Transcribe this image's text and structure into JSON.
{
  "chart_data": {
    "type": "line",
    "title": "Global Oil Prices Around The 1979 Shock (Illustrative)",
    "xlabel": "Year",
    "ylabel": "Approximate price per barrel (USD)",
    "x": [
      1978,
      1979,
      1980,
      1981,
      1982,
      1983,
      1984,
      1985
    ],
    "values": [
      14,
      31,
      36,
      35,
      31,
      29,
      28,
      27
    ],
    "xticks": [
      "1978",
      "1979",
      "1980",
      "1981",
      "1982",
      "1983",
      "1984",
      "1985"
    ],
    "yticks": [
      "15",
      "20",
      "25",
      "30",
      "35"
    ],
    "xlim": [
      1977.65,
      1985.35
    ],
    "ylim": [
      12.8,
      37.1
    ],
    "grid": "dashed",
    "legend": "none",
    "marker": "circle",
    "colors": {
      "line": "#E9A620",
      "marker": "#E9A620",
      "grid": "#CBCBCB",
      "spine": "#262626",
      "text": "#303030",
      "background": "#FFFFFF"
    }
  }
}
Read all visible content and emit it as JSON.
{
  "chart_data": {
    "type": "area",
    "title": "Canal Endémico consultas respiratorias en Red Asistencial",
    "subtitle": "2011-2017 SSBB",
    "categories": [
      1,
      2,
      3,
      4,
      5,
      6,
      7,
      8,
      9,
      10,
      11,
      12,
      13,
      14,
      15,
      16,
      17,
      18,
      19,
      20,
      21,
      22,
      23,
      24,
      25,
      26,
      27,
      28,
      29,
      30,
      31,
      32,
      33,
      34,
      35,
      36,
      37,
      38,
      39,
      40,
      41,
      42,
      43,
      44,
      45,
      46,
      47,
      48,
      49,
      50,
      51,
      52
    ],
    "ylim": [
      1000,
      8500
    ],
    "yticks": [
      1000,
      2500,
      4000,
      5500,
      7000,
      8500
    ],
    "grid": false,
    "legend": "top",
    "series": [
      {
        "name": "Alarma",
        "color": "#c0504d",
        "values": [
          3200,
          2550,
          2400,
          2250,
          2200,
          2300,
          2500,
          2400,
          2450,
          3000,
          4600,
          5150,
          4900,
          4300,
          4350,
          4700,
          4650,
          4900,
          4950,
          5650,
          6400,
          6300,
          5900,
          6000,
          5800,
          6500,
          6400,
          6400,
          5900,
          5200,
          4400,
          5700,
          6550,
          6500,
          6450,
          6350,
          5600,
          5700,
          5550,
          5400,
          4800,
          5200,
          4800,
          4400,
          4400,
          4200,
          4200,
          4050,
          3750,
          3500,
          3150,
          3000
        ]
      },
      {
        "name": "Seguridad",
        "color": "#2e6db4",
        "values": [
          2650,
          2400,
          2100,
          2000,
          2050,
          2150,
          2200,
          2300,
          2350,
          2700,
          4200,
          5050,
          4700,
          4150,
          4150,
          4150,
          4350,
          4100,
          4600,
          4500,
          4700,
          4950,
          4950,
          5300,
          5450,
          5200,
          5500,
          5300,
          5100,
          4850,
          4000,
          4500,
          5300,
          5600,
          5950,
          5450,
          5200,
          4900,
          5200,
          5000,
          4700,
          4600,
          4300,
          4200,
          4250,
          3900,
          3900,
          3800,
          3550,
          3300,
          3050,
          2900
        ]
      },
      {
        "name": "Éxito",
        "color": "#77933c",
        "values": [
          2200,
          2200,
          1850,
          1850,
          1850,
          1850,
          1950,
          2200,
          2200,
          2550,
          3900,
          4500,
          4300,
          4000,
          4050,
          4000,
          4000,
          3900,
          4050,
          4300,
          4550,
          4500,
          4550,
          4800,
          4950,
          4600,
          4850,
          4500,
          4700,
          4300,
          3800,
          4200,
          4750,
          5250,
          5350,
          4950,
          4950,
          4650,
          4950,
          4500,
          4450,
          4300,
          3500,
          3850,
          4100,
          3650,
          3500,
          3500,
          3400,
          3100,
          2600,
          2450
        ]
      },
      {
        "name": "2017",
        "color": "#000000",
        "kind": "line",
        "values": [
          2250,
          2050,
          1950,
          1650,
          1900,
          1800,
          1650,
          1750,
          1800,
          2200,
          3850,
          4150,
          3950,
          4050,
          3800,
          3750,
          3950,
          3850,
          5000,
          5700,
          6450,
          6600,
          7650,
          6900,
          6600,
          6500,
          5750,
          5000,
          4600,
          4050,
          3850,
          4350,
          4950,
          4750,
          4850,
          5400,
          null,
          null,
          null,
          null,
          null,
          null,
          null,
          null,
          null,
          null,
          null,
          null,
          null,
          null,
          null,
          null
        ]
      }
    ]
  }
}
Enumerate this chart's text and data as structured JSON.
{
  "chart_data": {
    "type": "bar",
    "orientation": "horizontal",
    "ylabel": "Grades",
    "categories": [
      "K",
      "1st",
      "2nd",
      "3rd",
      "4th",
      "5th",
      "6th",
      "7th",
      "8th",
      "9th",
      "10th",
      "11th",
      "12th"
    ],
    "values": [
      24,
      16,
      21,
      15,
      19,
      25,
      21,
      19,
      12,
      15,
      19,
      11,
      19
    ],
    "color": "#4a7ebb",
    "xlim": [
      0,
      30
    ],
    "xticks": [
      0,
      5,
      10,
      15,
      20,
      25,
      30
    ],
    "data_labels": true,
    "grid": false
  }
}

What you will do: Return all of the above records exactly, leaving no line out.

Final answer:
Transcribe this image's text and structure into JSON.
{
  "chart_data": {
    "type": "line",
    "title": "Global Oil Prices Around The 1979 Shock (Illustrative)",
    "xlabel": "Year",
    "ylabel": "Approximate price per barrel (USD)",
    "x": [
      1978,
      1979,
      1980,
      1981,
      1982,
      1983,
      1984,
      1985
    ],
    "values": [
      14,
      31,
      36,
      35,
      31,
      29,
      28,
      27
    ],
    "xticks": [
      "1978",
      "1979",
      "1980",
      "1981",
      "1982",
      "1983",
      "1984",
      "1985"
    ],
    "yticks": [
      "15",
      "20",
      "25",
      "30",
      "35"
    ],
    "xlim": [
      1977.65,
      1985.35
    ],
    "ylim": [
      12.8,
      37.1
    ],
    "grid": "dashed",
    "legend": "none",
    "marker": "circle",
    "colors": {
      "line": "#E9A620",
      "marker": "#E9A620",
      "grid": "#CBCBCB",
      "spine": "#262626",
      "text": "#303030",
      "background": "#FFFFFF"
    }
  }
}
Read all visible content and emit it as JSON.
{
  "chart_data": {
    "type": "area",
    "title": "Canal Endémico consultas respiratorias en Red Asistencial",
    "subtitle": "2011-2017 SSBB",
    "categories": [
      1,
      2,
      3,
      4,
      5,
      6,
      7,
      8,
      9,
      10,
      11,
      12,
      13,
      14,
      15,
      16,
      17,
      18,
      19,
      20,
      21,
      22,
      23,
      24,
      25,
      26,
      27,
      28,
      29,
      30,
      31,
      32,
      33,
      34,
      35,
      36,
      37,
      38,
      39,
      40,
      41,
      42,
      43,
      44,
      45,
      46,
      47,
      48,
      49,
      50,
      51,
      52
    ],
    "ylim": [
      1000,
      8500
    ],
    "yticks": [
      1000,
      2500,
      4000,
      5500,
      7000,
      8500
    ],
    "grid": false,
    "legend": "top",
    "series": [
      {
        "name": "Alarma",
        "color": "#c0504d",
        "values": [
          3200,
          2550,
          2400,
          2250,
          2200,
          2300,
          2500,
          2400,
          2450,
          3000,
          4600,
          5150,
          4900,
          4300,
          4350,
          4700,
          4650,
          4900,
          4950,
          5650,
          6400,
          6300,
          5900,
          6000,
          5800,
          6500,
          6400,
          6400,
          5900,
          5200,
          4400,
          5700,
          6550,
          6500,
          6450,
          6350,
          5600,
          5700,
          5550,
          5400,
          4800,
          5200,
          4800,
          4400,
          4400,
          4200,
          4200,
          4050,
          3750,
          3500,
          3150,
          3000
        ]
      },
      {
        "name": "Seguridad",
        "color": "#2e6db4",
        "values": [
          2650,
          2400,
          2100,
          2000,
          2050,
          2150,
          2200,
          2300,
          2350,
          2700,
          4200,
          5050,
          4700,
          4150,
          4150,
          4150,
          4350,
          4100,
          4600,
          4500,
          4700,
          4950,
          4950,
          5300,
          5450,
          5200,
          5500,
          5300,
          5100,
          4850,
          4000,
          4500,
          5300,
          5600,
          5950,
          5450,
          5200,
          4900,
          5200,
          5000,
          4700,
          4600,
          4300,
          4200,
          4250,
          3900,
          3900,
          3800,
          3550,
          3300,
          3050,
          2900
        ]
      },
      {
        "name": "Éxito",
        "color": "#77933c",
        "values": [
          2200,
          2200,
          1850,
          1850,
          1850,
          1850,
          1950,
          2200,
          2200,
          2550,
          3900,
          4500,
          4300,
          4000,
          4050,
          4000,
          4000,
          3900,
          4050,
          4300,
          4550,
          4500,
          4550,
          4800,
          4950,
          4600,
          4850,
          4500,
          4700,
          4300,
          3800,
          4200,
          4750,
          5250,
          5350,
          4950,
          4950,
          4650,
          4950,
          4500,
          4450,
          4300,
          3500,
          3850,
          4100,
          3650,
          3500,
          3500,
          3400,
          3100,
          2600,
          2450
        ]
      },
      {
        "name": "2017",
        "color": "#000000",
        "kind": "line",
        "values": [
          2250,
          2050,
          1950,
          1650,
          1900,
          1800,
          1650,
          1750,
          1800,
          2200,
          3850,
          4150,
          3950,
          4050,
          3800,
          3750,
          3950,
          3850,
          5000,
          5700,
          6450,
          6600,
          7650,
          6900,
          6600,
          6500,
          5750,
          5000,
          4600,
          4050,
          3850,
          4350,
          4950,
          4750,
          4850,
          5400,
          null,
          null,
          null,
          null,
          null,
          null,
          null,
          null,
          null,
          null,
          null,
          null,
          null,
          null,
          null,
          null
        ]
      }
    ]
  }
}
Enumerate this chart's text and data as structured JSON.
{
  "chart_data": {
    "type": "bar",
    "orientation": "horizontal",
    "ylabel": "Grades",
    "categories": [
      "K",
      "1st",
      "2nd",
      "3rd",
      "4th",
      "5th",
      "6th",
      "7th",
      "8th",
      "9th",
      "10th",
      "11th",
      "12th"
    ],
    "values": [
      24,
      16,
      21,
      15,
      19,
      25,
      21,
      19,
      12,
      15,
      19,
      11,
      19
    ],
    "color": "#4a7ebb",
    "xlim": [
      0,
      30
    ],
    "xticks": [
      0,
      5,
      10,
      15,
      20,
      25,
      30
    ],
    "data_labels": true,
    "grid": false
  }
}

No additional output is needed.